_GOAL OF THE EXERCISE_
Scan the records below. List lines holding "建设项目竣工环境保护验收暂行办法".

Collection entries
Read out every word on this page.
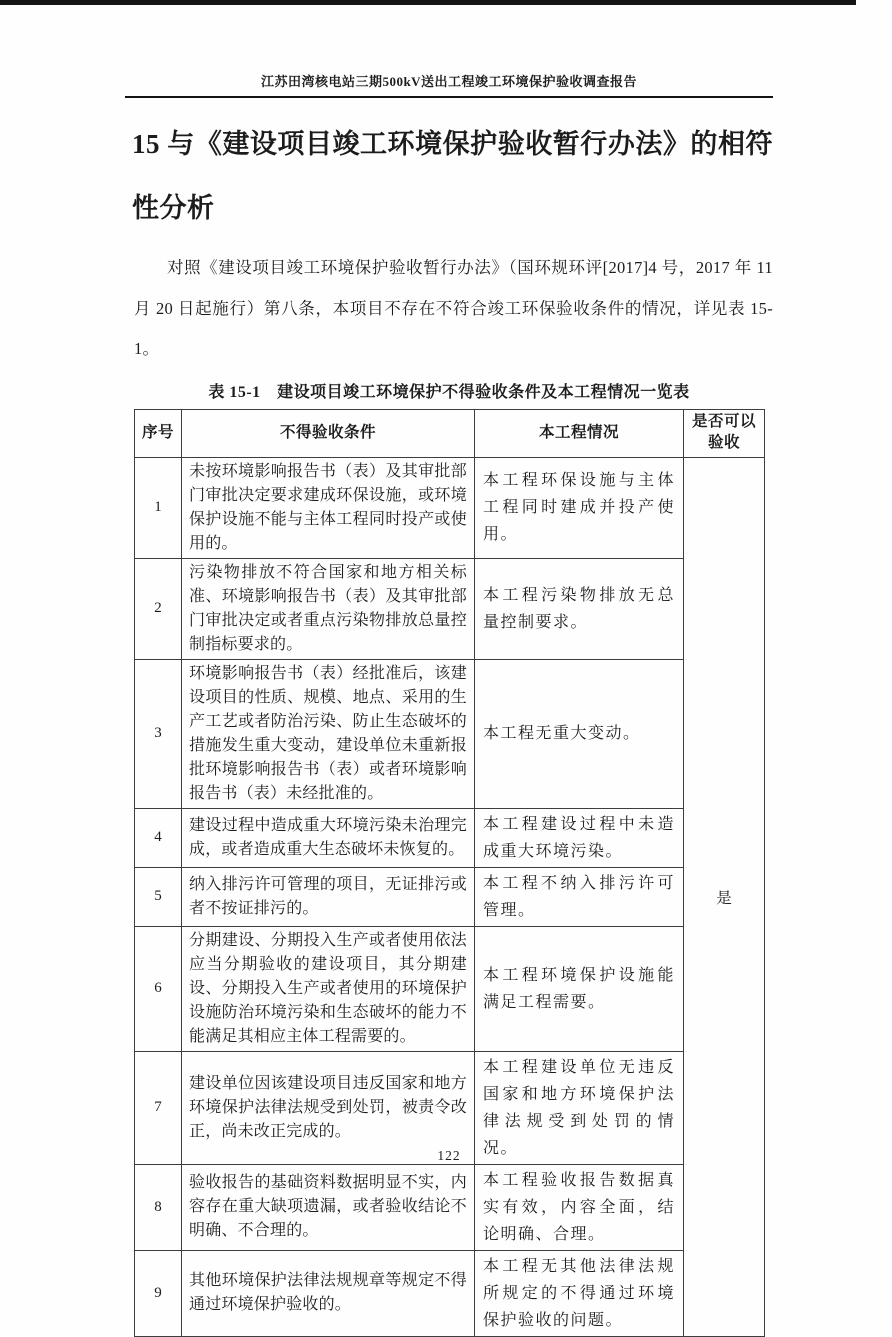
江苏田湾核电站三期500kV送出工程竣工环境保护验收调查报告
15 与《建设项目竣工环境保护验收暂行办法》的相符性分析

对照《建设项目竣工环境保护验收暂行办法》（国环规环评[2017]4 号，2017 年 11 月 20 日起施行）第八条，本项目不存在不符合竣工环保验收条件的情况，详见表 15-1。

表 15-1　建设项目竣工环境保护不得验收条件及本工程情况一览表
序号	不得验收条件	本工程情况	是否可以验收
1	未按环境影响报告书（表）及其审批部门审批决定要求建成环保设施，或环境保护设施不能与主体工程同时投产或使用的。	本工程环保设施与主体工程同时建成并投产使用。	是
2	污染物排放不符合国家和地方相关标准、环境影响报告书（表）及其审批部门审批决定或者重点污染物排放总量控制指标要求的。	本工程污染物排放无总量控制要求。	
3	环境影响报告书（表）经批准后，该建设项目的性质、规模、地点、采用的生产工艺或者防治污染、防止生态破坏的措施发生重大变动，建设单位未重新报批环境影响报告书（表）或者环境影响报告书（表）未经批准的。	本工程无重大变动。	
4	建设过程中造成重大环境污染未治理完成，或者造成重大生态破坏未恢复的。	本工程建设过程中未造成重大环境污染。	
5	纳入排污许可管理的项目，无证排污或者不按证排污的。	本工程不纳入排污许可管理。	
6	分期建设、分期投入生产或者使用依法应当分期验收的建设项目，其分期建设、分期投入生产或者使用的环境保护设施防治环境污染和生态破坏的能力不能满足其相应主体工程需要的。	本工程环境保护设施能满足工程需要。	
7	建设单位因该建设项目违反国家和地方环境保护法律法规受到处罚，被责令改正，尚未改正完成的。	本工程建设单位无违反国家和地方环境保护法律法规受到处罚的情况。	
8	验收报告的基础资料数据明显不实，内容存在重大缺项遗漏，或者验收结论不明确、不合理的。	本工程验收报告数据真实有效，内容全面，结论明确、合理。	
9	其他环境保护法律法规规章等规定不得通过环境保护验收的。	本工程无其他法律法规所规定的不得通过环境保护验收的问题。	
122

_ANSWER TO THIS TASK_
15 与《建设项目竣工环境保护验收暂行办法》的相符性分析
对照《建设项目竣工环境保护验收暂行办法》（国环规环评[2017]4 号，2017 年 11 月 20 日起施行）第八条，本项目不存在不符合竣工环保验收条件的情况，详见表 15-1。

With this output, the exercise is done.